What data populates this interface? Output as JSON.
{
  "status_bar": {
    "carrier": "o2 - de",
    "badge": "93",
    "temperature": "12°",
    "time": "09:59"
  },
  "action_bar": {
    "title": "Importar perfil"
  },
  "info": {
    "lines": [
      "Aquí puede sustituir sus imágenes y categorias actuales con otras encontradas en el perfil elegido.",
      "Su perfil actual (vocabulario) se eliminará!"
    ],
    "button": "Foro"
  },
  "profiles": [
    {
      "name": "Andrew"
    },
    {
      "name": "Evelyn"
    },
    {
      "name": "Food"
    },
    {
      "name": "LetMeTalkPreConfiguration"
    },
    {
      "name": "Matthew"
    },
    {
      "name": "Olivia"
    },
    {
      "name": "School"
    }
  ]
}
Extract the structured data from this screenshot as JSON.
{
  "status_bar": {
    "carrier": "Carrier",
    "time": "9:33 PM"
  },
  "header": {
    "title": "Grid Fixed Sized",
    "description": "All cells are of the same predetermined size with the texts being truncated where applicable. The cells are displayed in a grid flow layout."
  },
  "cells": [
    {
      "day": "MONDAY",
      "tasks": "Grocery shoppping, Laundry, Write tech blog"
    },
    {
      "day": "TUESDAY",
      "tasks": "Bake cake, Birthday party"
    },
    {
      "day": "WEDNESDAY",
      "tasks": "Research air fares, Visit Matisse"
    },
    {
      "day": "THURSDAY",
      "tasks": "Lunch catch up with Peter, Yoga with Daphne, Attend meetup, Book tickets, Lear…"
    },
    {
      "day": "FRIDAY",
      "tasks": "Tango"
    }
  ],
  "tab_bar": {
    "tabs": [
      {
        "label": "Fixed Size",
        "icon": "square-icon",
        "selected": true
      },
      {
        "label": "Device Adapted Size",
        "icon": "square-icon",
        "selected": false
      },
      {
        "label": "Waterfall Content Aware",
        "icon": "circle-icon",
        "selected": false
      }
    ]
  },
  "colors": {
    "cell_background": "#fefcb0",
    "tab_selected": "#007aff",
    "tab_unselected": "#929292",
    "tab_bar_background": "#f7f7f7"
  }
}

### Assignment
For the records above, tally the lines holding the word "JSON". Answer with the number only.

### Answer section
2